* Task item
Among the entries that follow, find the lines containing the string "SITA" and copy them.

Stored entries
################

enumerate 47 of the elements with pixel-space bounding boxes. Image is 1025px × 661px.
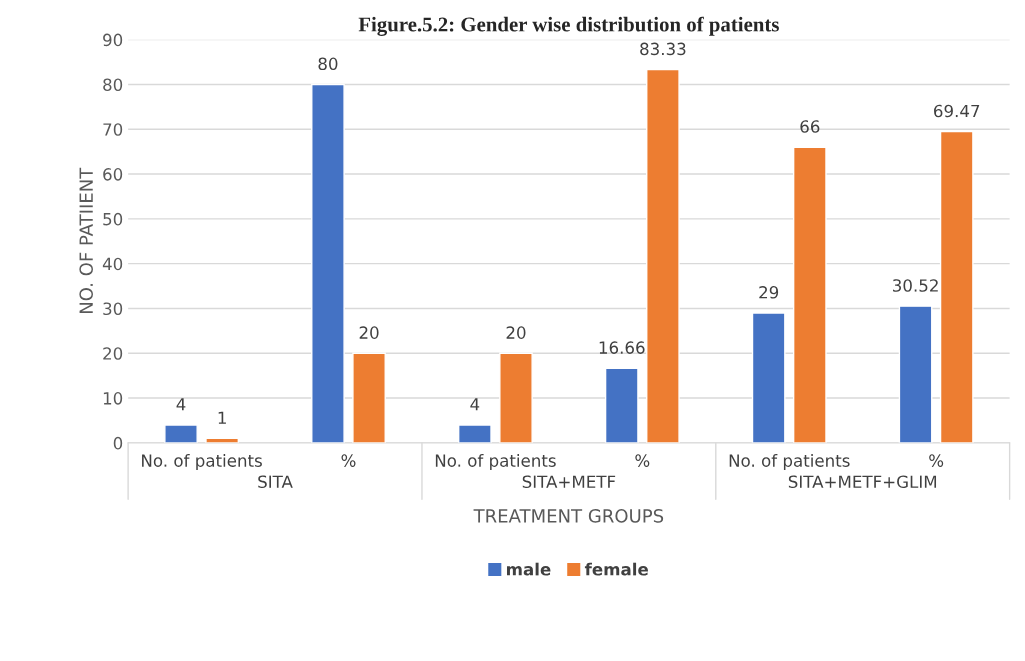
y-axis-title: NO. OF PATIIENT xyxy=(79,167,93,314)
data-label: 80 xyxy=(318,57,338,71)
legend-label: male xyxy=(507,562,551,576)
data-label: 16.66 xyxy=(599,341,645,354)
x-tick-label: % xyxy=(341,454,356,467)
y-tick-label: 20 xyxy=(103,347,123,360)
x-tick-label: No. of patients xyxy=(729,453,850,471)
data-label: 69.47 xyxy=(934,104,980,118)
data-label: 66 xyxy=(800,120,820,133)
data-label: 83.33 xyxy=(640,42,686,56)
data-label: 30.52 xyxy=(893,279,938,292)
x-tick-label: % xyxy=(635,454,650,467)
data-label: 4 xyxy=(176,398,186,411)
text: SITA+METF+GLIM xyxy=(788,475,937,489)
bar xyxy=(499,352,533,443)
x-tick-label: No. of patients xyxy=(142,453,262,471)
x-tick-label: % xyxy=(929,454,944,467)
bar xyxy=(898,305,933,443)
bar xyxy=(751,312,786,443)
legend-label: female xyxy=(584,562,648,576)
y-tick-label: 70 xyxy=(103,123,123,136)
bar xyxy=(457,424,492,443)
y-tick-label: 90 xyxy=(103,33,123,47)
bar xyxy=(792,146,827,443)
bar xyxy=(646,68,680,443)
data-label: 29 xyxy=(759,286,779,299)
text: SITA+METF xyxy=(522,475,616,489)
y-tick-label: 30 xyxy=(103,302,123,316)
data-label: 20 xyxy=(359,326,379,339)
bar xyxy=(164,424,198,443)
y-tick-label: 40 xyxy=(102,257,123,271)
x-tick-label: No. of patients xyxy=(435,453,556,471)
y-tick-label: 0 xyxy=(113,436,123,450)
bar xyxy=(939,130,974,443)
bar xyxy=(352,352,386,443)
y-tick-label: 60 xyxy=(103,168,123,181)
data-label: 20 xyxy=(506,326,526,339)
y-tick-label: 10 xyxy=(103,392,123,405)
bar xyxy=(604,367,639,443)
bar xyxy=(311,83,345,443)
chart-title: Figure.5.2: Gender wise distribution of patients xyxy=(358,16,779,36)
data-label: 1 xyxy=(218,411,226,424)
y-tick-label: 50 xyxy=(103,212,123,226)
x-axis-title: TREATMENT GROUPS xyxy=(473,509,664,523)
y-tick-label: 80 xyxy=(103,78,123,92)
data-label: 4 xyxy=(470,398,480,411)
text: SITA xyxy=(258,475,293,489)
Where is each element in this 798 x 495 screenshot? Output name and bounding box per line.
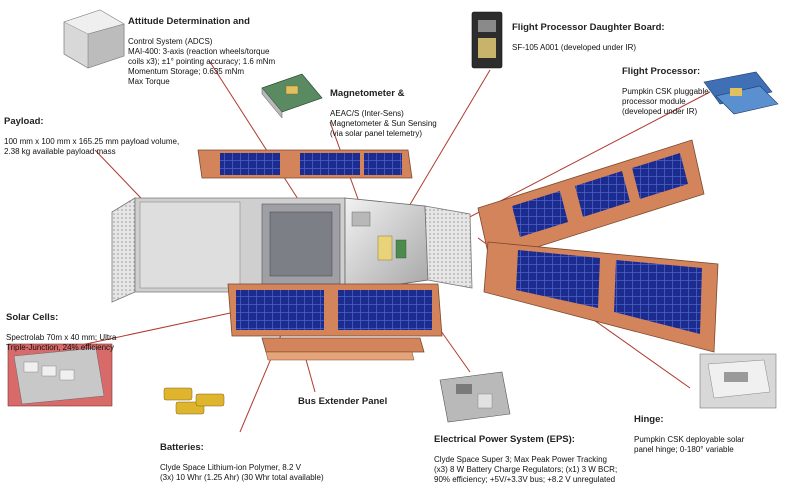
adcs-photo (63, 9, 125, 69)
label-batteries: Batteries: Clyde Space Lithium-ion Polym… (160, 432, 390, 493)
label-magnetometer-title: Magnetometer & (330, 88, 405, 99)
label-adcs: Attitude Determination and Control Syste… (128, 6, 318, 97)
label-hinge: Hinge: Pumpkin CSK deployable solar pane… (634, 404, 794, 465)
label-payload-body: 100 mm x 100 mm x 165.25 mm payload volu… (4, 137, 180, 156)
label-payload: Payload: 100 mm x 100 mm x 165.25 mm pay… (4, 106, 219, 167)
callout-line-adcs (209, 61, 306, 211)
deployed-panel-upper (477, 139, 705, 263)
satellite-chassis (111, 197, 473, 303)
label-eps-title: Electrical Power System (EPS): (434, 434, 575, 445)
solar-panel-top (197, 149, 413, 179)
solar-cells-photo (7, 343, 113, 407)
label-payload-title: Payload: (4, 116, 44, 127)
label-hinge-title: Hinge: (634, 414, 664, 425)
magnetometer-photo (261, 73, 323, 119)
label-solar-cells-body: Spectrolab 70m x 40 mm; Ultra Triple-Jun… (6, 333, 117, 352)
label-bus-extender: Bus Extender Panel (298, 386, 418, 417)
hinge-photo (699, 353, 777, 409)
daughter-board-photo (471, 11, 503, 69)
label-flight-processor: Flight Processor: Pumpkin CSK pluggable … (622, 56, 792, 127)
label-solar-cells: Solar Cells: Spectrolab 70m x 40 mm; Ult… (6, 302, 156, 363)
label-batteries-title: Batteries: (160, 442, 204, 453)
bus-extender-panel (261, 337, 425, 361)
label-flight-processor-body: Pumpkin CSK pluggable processor module (… (622, 87, 709, 116)
label-magnetometer: Magnetometer & AEAC/S (Inter-Sens) Magne… (330, 78, 480, 149)
flight-processor-photo (703, 71, 779, 115)
batteries-photo (163, 387, 225, 415)
label-batteries-body: Clyde Space Lithium-ion Polymer, 8.2 V (… (160, 463, 324, 482)
label-magnetometer-body: AEAC/S (Inter-Sens) Magnetometer & Sun S… (330, 109, 437, 138)
label-eps-body: Clyde Space Super 3; Max Peak Power Trac… (434, 455, 618, 484)
cubesat-diagram (7, 9, 779, 433)
label-adcs-title: Attitude Determination and (128, 16, 250, 27)
label-solar-cells-title: Solar Cells: (6, 312, 59, 323)
label-hinge-body: Pumpkin CSK deployable solar panel hinge… (634, 435, 745, 454)
label-daughter-board-title: Flight Processor Daughter Board: (512, 22, 665, 33)
label-daughter-board-body: SF-105 A001 (developed under IR) (512, 43, 637, 52)
label-flight-processor-title: Flight Processor: (622, 66, 701, 77)
callout-line-cells (57, 311, 236, 351)
label-bus-extender-title: Bus Extender Panel (298, 396, 388, 407)
solar-panel-bottom (227, 283, 443, 337)
label-eps: Electrical Power System (EPS): Clyde Spa… (434, 424, 654, 495)
label-adcs-body: Control System (ADCS) MAI-400: 3-axis (r… (128, 37, 276, 86)
deployed-panel-lower (483, 241, 719, 353)
label-daughter-board: Flight Processor Daughter Board: SF-105 … (512, 12, 712, 63)
eps-photo (439, 371, 511, 423)
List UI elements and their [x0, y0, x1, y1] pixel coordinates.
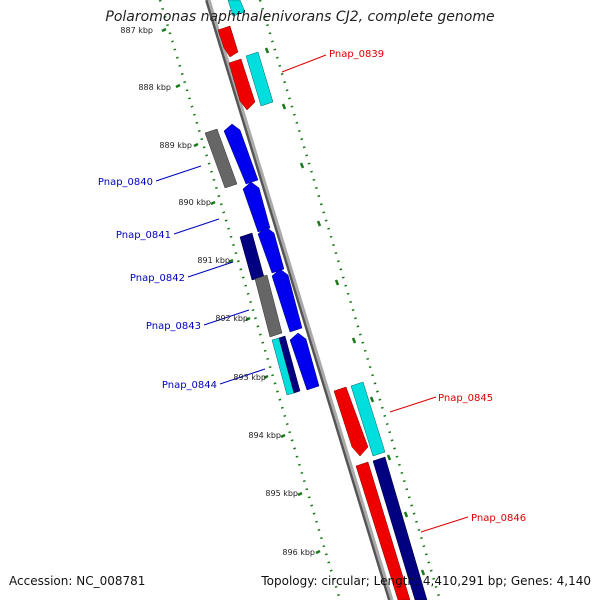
label-leaders [155, 54, 469, 533]
reverse-genes [204, 123, 320, 396]
backbone [207, 0, 394, 600]
gene-pnap-0844b-blue [289, 332, 320, 391]
tick-label: 892 kbp [215, 314, 248, 323]
tick-label: 893 kbp [233, 373, 266, 382]
tick-label: 887 kbp [120, 26, 153, 35]
tick-label: 889 kbp [159, 141, 192, 150]
tick-labels: 887 kbp 888 kbp 889 kbp 890 kbp 891 kbp … [120, 26, 315, 557]
gene-label-pnap-0842[interactable]: Pnap_0842 [130, 273, 185, 284]
gene-pnap-0843-blue [271, 268, 303, 333]
gene-pnap-0838-cyan [227, 0, 246, 17]
tick-label: 888 kbp [138, 83, 171, 92]
gene-label-pnap-0843[interactable]: Pnap_0843 [146, 321, 201, 332]
tick-label: 890 kbp [178, 198, 211, 207]
gene-label-pnap-0845[interactable]: Pnap_0845 [438, 393, 493, 404]
backbone-shadow [205, 0, 392, 600]
gene-pnap-0839-red [228, 58, 256, 111]
gene-pnap-0842-blue [257, 226, 285, 274]
gene-labels: Pnap_0839 Pnap_0840 Pnap_0841 Pnap_0842 … [98, 49, 526, 524]
gene-label-pnap-0839[interactable]: Pnap_0839 [329, 49, 384, 60]
gene-pnap-0843-grey [254, 274, 283, 338]
inner-ticks [161, 27, 321, 555]
gene-pnap-0846-navy [372, 456, 428, 600]
gene-label-pnap-0841[interactable]: Pnap_0841 [116, 230, 171, 241]
gene-pnap-0840-blue [223, 123, 259, 185]
gene-pnap-0845-red [333, 386, 369, 457]
tick-label: 895 kbp [265, 489, 298, 498]
gene-pnap-0844-navy [278, 335, 301, 394]
forward-genes [217, 0, 428, 600]
outer-ticks [264, 47, 426, 576]
gene-pnap-0838-red [217, 25, 239, 58]
tick-label: 891 kbp [197, 256, 230, 265]
tick-label: 896 kbp [282, 548, 315, 557]
gene-pnap-0845-cyan [350, 381, 386, 457]
gene-pnap-0841-blue [242, 181, 271, 233]
accession-text: Accession: NC_008781 [9, 574, 146, 588]
tick-label: 894 kbp [248, 431, 281, 440]
gene-label-pnap-0844[interactable]: Pnap_0844 [162, 380, 217, 391]
gene-label-pnap-0846[interactable]: Pnap_0846 [471, 513, 526, 524]
map-title: Polaromonas naphthalenivorans CJ2, compl… [105, 9, 495, 25]
gene-label-pnap-0840[interactable]: Pnap_0840 [98, 177, 153, 188]
gene-pnap-0846-red [355, 461, 411, 600]
gene-pnap-0840-grey [204, 128, 238, 189]
gene-pnap-0839-cyan [245, 51, 274, 107]
genome-summary-text: Topology: circular; Length: 4,410,291 bp… [261, 574, 591, 588]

################

* Completed exercise
text: SITA+METF+GLIM xyxy=(788,475,937,489)
text: SITA+METF xyxy=(522,475,616,489)
text: SITA xyxy=(258,475,293,489)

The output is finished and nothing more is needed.